EXERCISE
Which lines below hold the word "type"? Copy all of them.

● ● ● ● ●

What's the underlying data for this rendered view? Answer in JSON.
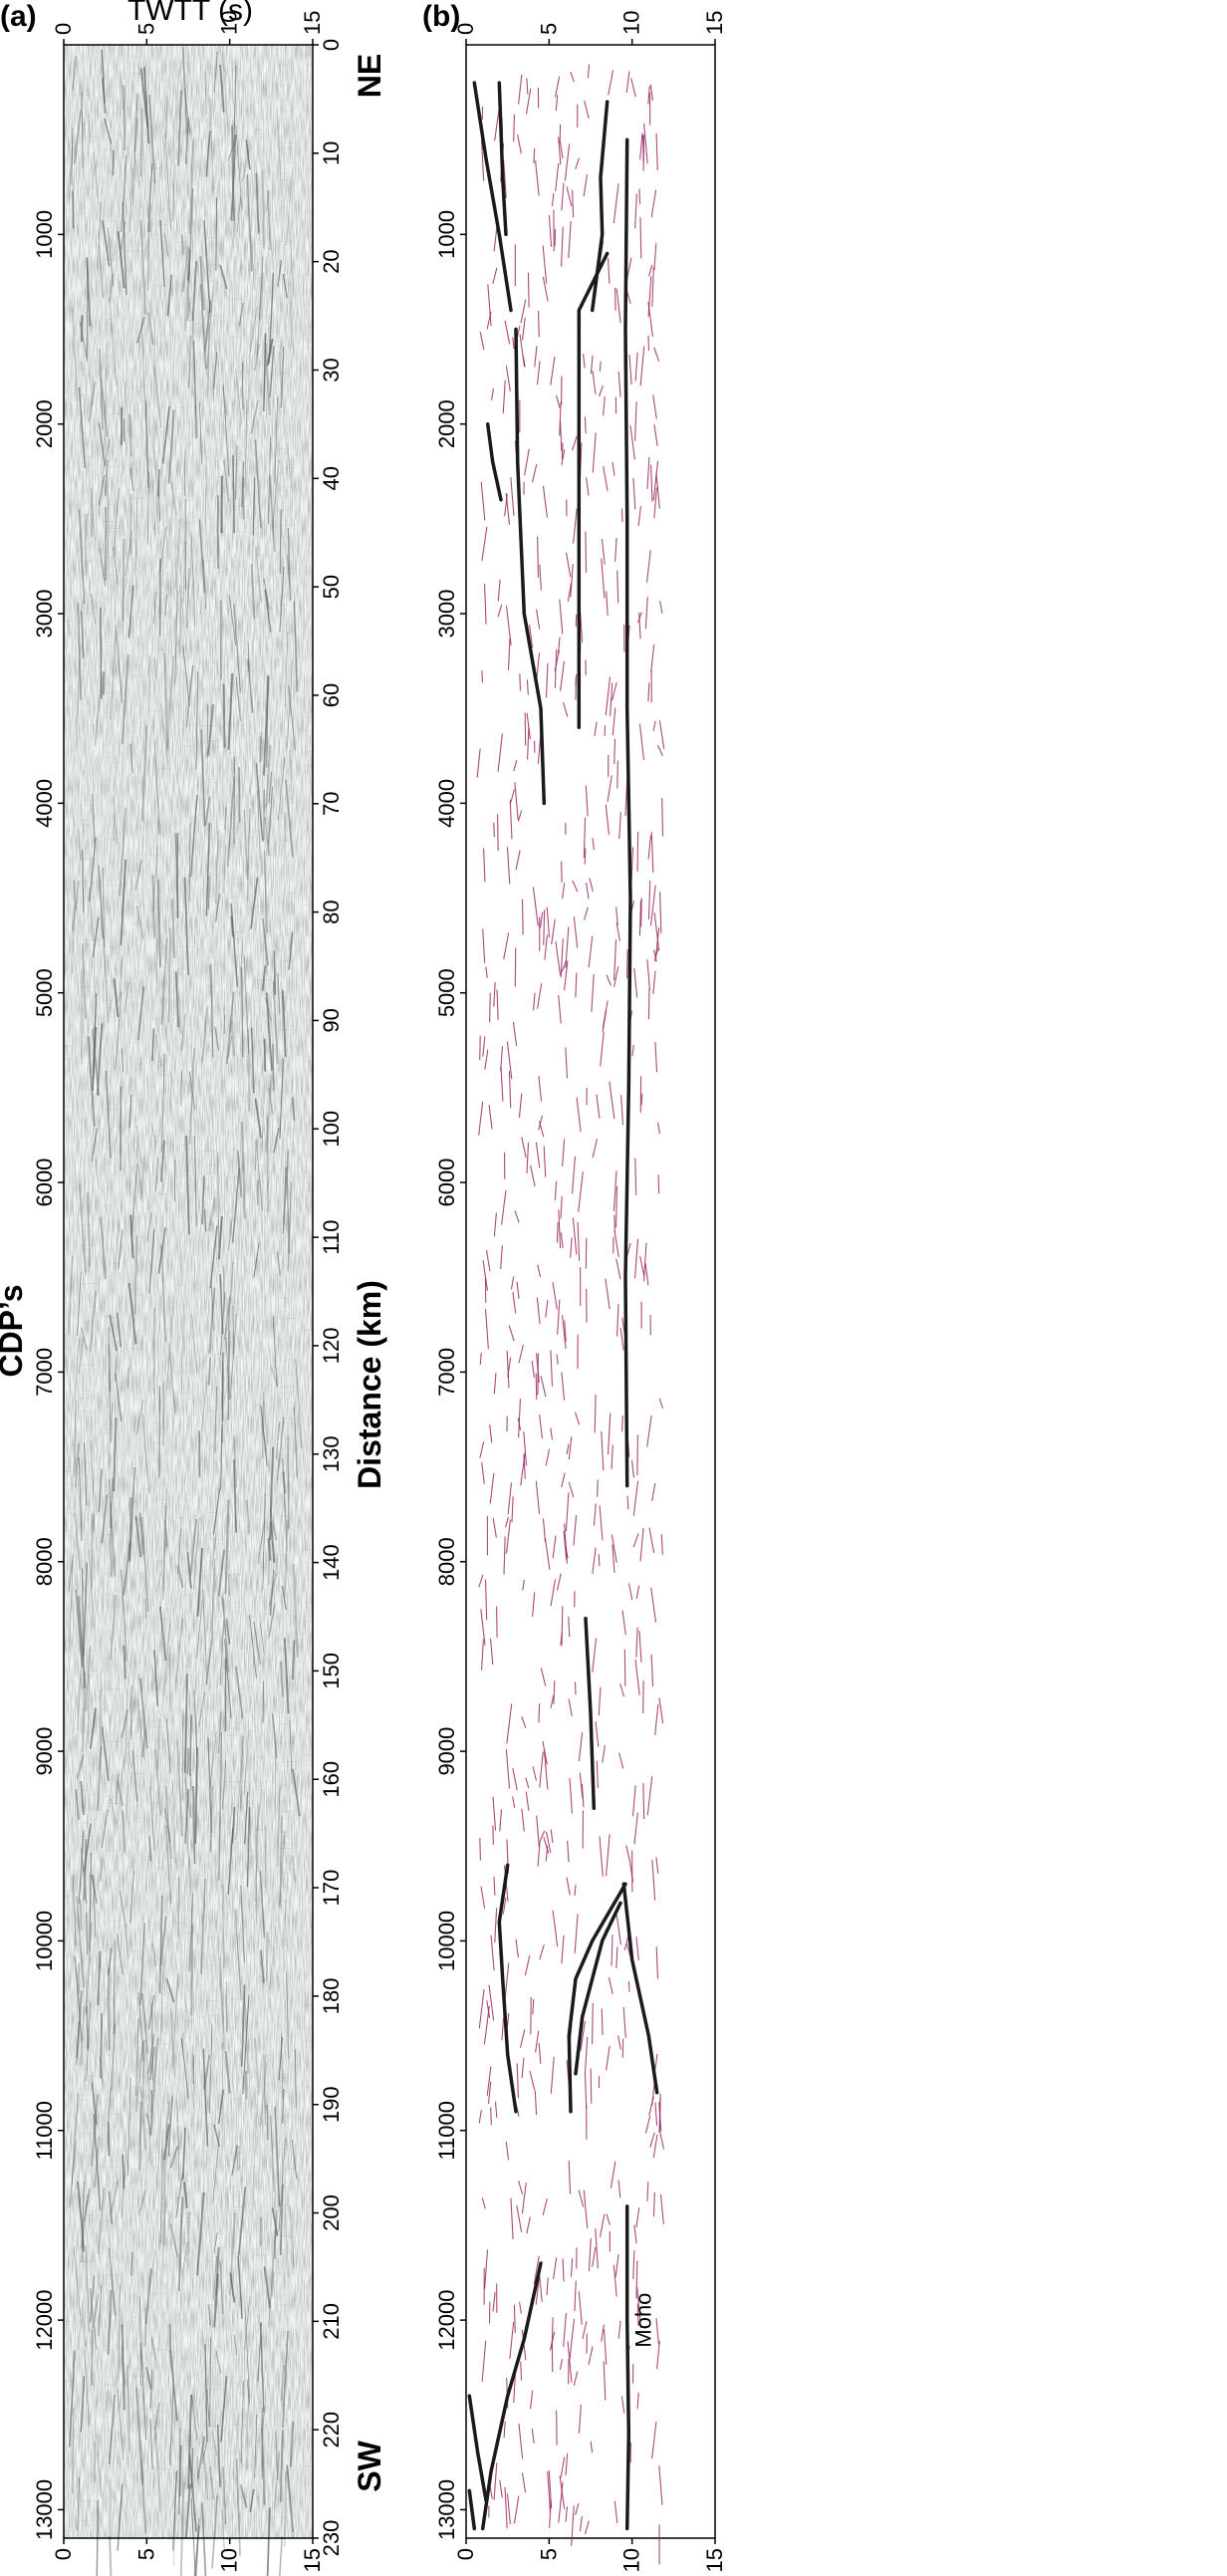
{
  "figure": {
    "panel_a_label": "(a)",
    "panel_b_label": "(b)",
    "twtt_label": "TWTT (s)",
    "cdp_label": "CDP’s",
    "distance_label": "Distance (km)",
    "ne_label": "NE",
    "sw_label": "SW",
    "moho_label": "Moho"
  },
  "chart_data": [
    {
      "type": "seismic-section",
      "panel": "(a)",
      "title": "",
      "time_axis_label": "TWTT (s)",
      "time_ticks": [
        0,
        5,
        10,
        15
      ],
      "time_range_s": [
        0,
        15
      ],
      "cdp_axis_label": "CDP’s",
      "cdp_ticks": [
        1000,
        2000,
        3000,
        4000,
        5000,
        6000,
        7000,
        8000,
        9000,
        10000,
        11000,
        12000,
        13000
      ],
      "cdp_range": [
        0,
        13150
      ],
      "distance_axis_label": "Distance (km)",
      "distance_ticks": [
        0,
        10,
        20,
        30,
        40,
        50,
        60,
        70,
        80,
        90,
        100,
        110,
        120,
        130,
        140,
        150,
        160,
        170,
        180,
        190,
        200,
        210,
        220,
        230
      ],
      "distance_range_km": [
        0,
        230
      ],
      "ends": {
        "top": "NE",
        "bottom": "SW"
      }
    },
    {
      "type": "line-drawing",
      "panel": "(b)",
      "title": "",
      "time_ticks": [
        0,
        5,
        10,
        15
      ],
      "time_range_s": [
        0,
        15
      ],
      "cdp_ticks": [
        1000,
        2000,
        3000,
        4000,
        5000,
        6000,
        7000,
        8000,
        9000,
        10000,
        11000,
        12000,
        13000
      ],
      "cdp_range": [
        0,
        13150
      ],
      "annotations": [
        {
          "text": "Moho",
          "cdp": 12000,
          "twtt_s": 10.3
        }
      ],
      "major_reflectors": [
        {
          "name": "upper-reflector-ne",
          "points": [
            [
              200,
              0.5
            ],
            [
              600,
              1.2
            ],
            [
              1000,
              2.0
            ],
            [
              1400,
              2.7
            ]
          ]
        },
        {
          "name": "upper-reflector-2",
          "points": [
            [
              200,
              2.0
            ],
            [
              700,
              2.2
            ],
            [
              1000,
              2.4
            ]
          ]
        },
        {
          "name": "mid-reflector-ne",
          "points": [
            [
              1100,
              8.5
            ],
            [
              1400,
              6.8
            ],
            [
              2000,
              6.8
            ],
            [
              3000,
              6.8
            ],
            [
              3600,
              6.8
            ]
          ]
        },
        {
          "name": "mid-reflector-b",
          "points": [
            [
              300,
              8.5
            ],
            [
              700,
              8.1
            ],
            [
              1000,
              8.2
            ],
            [
              1400,
              7.6
            ]
          ]
        },
        {
          "name": "crust-ramp",
          "points": [
            [
              1500,
              3.0
            ],
            [
              2200,
              3.1
            ],
            [
              3000,
              3.5
            ],
            [
              3500,
              4.5
            ],
            [
              4000,
              4.7
            ]
          ]
        },
        {
          "name": "moho-ne",
          "points": [
            [
              500,
              9.7
            ],
            [
              1500,
              9.6
            ],
            [
              2500,
              9.7
            ],
            [
              3500,
              9.7
            ],
            [
              4500,
              9.9
            ],
            [
              5500,
              9.8
            ],
            [
              6500,
              9.6
            ],
            [
              7600,
              9.7
            ]
          ]
        },
        {
          "name": "thrust-ne",
          "points": [
            [
              2000,
              1.3
            ],
            [
              2200,
              1.6
            ],
            [
              2400,
              2.1
            ]
          ]
        },
        {
          "name": "mid-bowl",
          "points": [
            [
              10900,
              6.3
            ],
            [
              10500,
              6.2
            ],
            [
              10200,
              6.6
            ],
            [
              10000,
              7.6
            ],
            [
              9700,
              9.6
            ]
          ]
        },
        {
          "name": "mid-bowl-b",
          "points": [
            [
              10700,
              6.6
            ],
            [
              10400,
              7.0
            ],
            [
              10000,
              8.2
            ],
            [
              9800,
              9.3
            ]
          ]
        },
        {
          "name": "sw-dipping",
          "points": [
            [
              9700,
              9.5
            ],
            [
              10100,
              10.0
            ],
            [
              10500,
              11.0
            ],
            [
              10800,
              11.5
            ]
          ]
        },
        {
          "name": "upper-arch",
          "points": [
            [
              9600,
              2.5
            ],
            [
              9900,
              2.0
            ],
            [
              10200,
              2.2
            ],
            [
              10600,
              2.5
            ],
            [
              10900,
              3.0
            ]
          ]
        },
        {
          "name": "moho-sw",
          "points": [
            [
              11400,
              9.7
            ],
            [
              12000,
              9.7
            ],
            [
              12600,
              9.8
            ],
            [
              13100,
              9.7
            ]
          ]
        },
        {
          "name": "shallow-sw-1",
          "points": [
            [
              11700,
              4.5
            ],
            [
              12100,
              3.5
            ],
            [
              12400,
              2.5
            ],
            [
              12800,
              1.5
            ],
            [
              13100,
              1.0
            ]
          ]
        },
        {
          "name": "shallow-sw-2",
          "points": [
            [
              12400,
              0.2
            ],
            [
              12700,
              0.7
            ],
            [
              12950,
              1.2
            ]
          ]
        },
        {
          "name": "shallow-sw-3",
          "points": [
            [
              12900,
              0.2
            ],
            [
              13100,
              0.5
            ]
          ]
        },
        {
          "name": "mid-sw-upper",
          "points": [
            [
              8300,
              7.2
            ],
            [
              8800,
              7.5
            ],
            [
              9300,
              7.7
            ]
          ]
        }
      ]
    }
  ]
}
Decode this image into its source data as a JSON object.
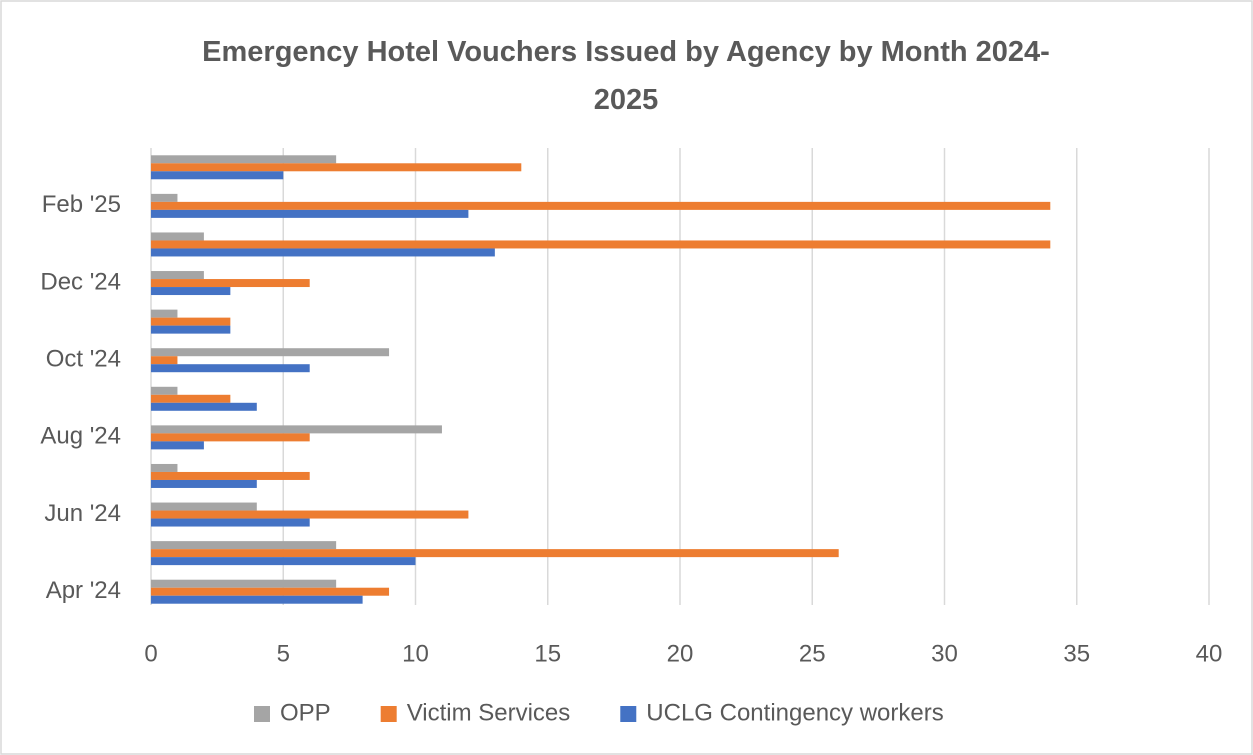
{
  "chart_data": {
    "type": "bar",
    "orientation": "horizontal",
    "title": "Emergency Hotel Vouchers Issued by Agency by Month 2024-2025",
    "categories": [
      "Apr '24",
      null,
      "Jun '24",
      null,
      "Aug '24",
      null,
      "Oct '24",
      null,
      "Dec '24",
      null,
      "Feb '25",
      null
    ],
    "series": [
      {
        "name": "OPP",
        "color": "#a5a5a5",
        "values": [
          7,
          7,
          4,
          1,
          11,
          1,
          9,
          1,
          2,
          2,
          1,
          7
        ]
      },
      {
        "name": "Victim Services",
        "color": "#ed7d31",
        "values": [
          9,
          26,
          12,
          6,
          6,
          3,
          1,
          3,
          6,
          34,
          34,
          14
        ]
      },
      {
        "name": "UCLG Contingency workers",
        "color": "#4472c4",
        "values": [
          8,
          10,
          6,
          4,
          2,
          4,
          6,
          3,
          3,
          13,
          12,
          5
        ]
      }
    ],
    "xlim": [
      0,
      40
    ],
    "xticks": [
      0,
      5,
      10,
      15,
      20,
      25,
      30,
      35,
      40
    ],
    "grid": true,
    "legend": "bottom"
  }
}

● ● ● ● ●

EXERCISE SOLUTION
      "type": "seismic-section",
      "type": "line-drawing",
    "type": "bar",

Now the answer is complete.